Leave out the pictures; transcribe all else exactly.

The records —
[Begin]

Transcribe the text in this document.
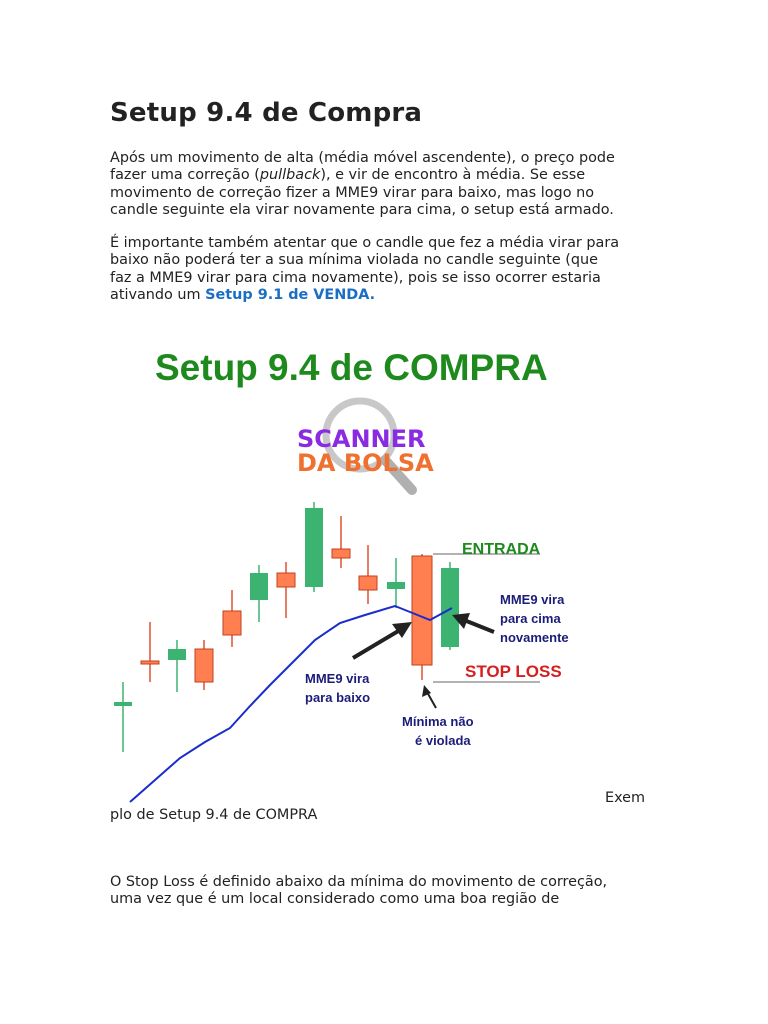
Setup 9.4 de Compra

Após um movimento de alta (média móvel ascendente), o preço pode
fazer uma correção (pullback), e vir de encontro à média. Se esse
movimento de correção fizer a MME9 virar para baixo, mas logo no
candle seguinte ela virar novamente para cima, o setup está armado.

É importante também atentar que o candle que fez a média virar para
baixo não poderá ter a sua mínima violada no candle seguinte (que
faz a MME9 virar para cima novamente), pois se isso ocorrer estaria
ativando um Setup 9.1 de VENDA.

Setup 9.4 de COMPRA
SCANNER
DA BOLSA
ENTRADA
MME9 vira
para cima
novamente
STOP LOSS
MME9 vira
para baixo
Mínima não
é violada
Exem
plo de Setup 9.4 de COMPRA

O Stop Loss é definido abaixo da mínima do movimento de correção,
uma vez que é um local considerado como uma boa região de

[End]

Result of the task —
Transcribe the text in this document.
Setup 9.4 de Compra

Após um movimento de alta (média móvel ascendente), o preço pode
fazer uma correção (pullback), e vir de encontro à média. Se esse
movimento de correção fizer a MME9 virar para baixo, mas logo no
candle seguinte ela virar novamente para cima, o setup está armado.

É importante também atentar que o candle que fez a média virar para
baixo não poderá ter a sua mínima violada no candle seguinte (que
faz a MME9 virar para cima novamente), pois se isso ocorrer estaria
ativando um Setup 9.1 de VENDA.

Setup 9.4 de COMPRA
SCANNER
DA BOLSA
ENTRADA
MME9 vira
para cima
novamente
STOP LOSS
MME9 vira
para baixo
Mínima não
é violada
Exem
plo de Setup 9.4 de COMPRA

O Stop Loss é definido abaixo da mínima do movimento de correção,
uma vez que é um local considerado como uma boa região de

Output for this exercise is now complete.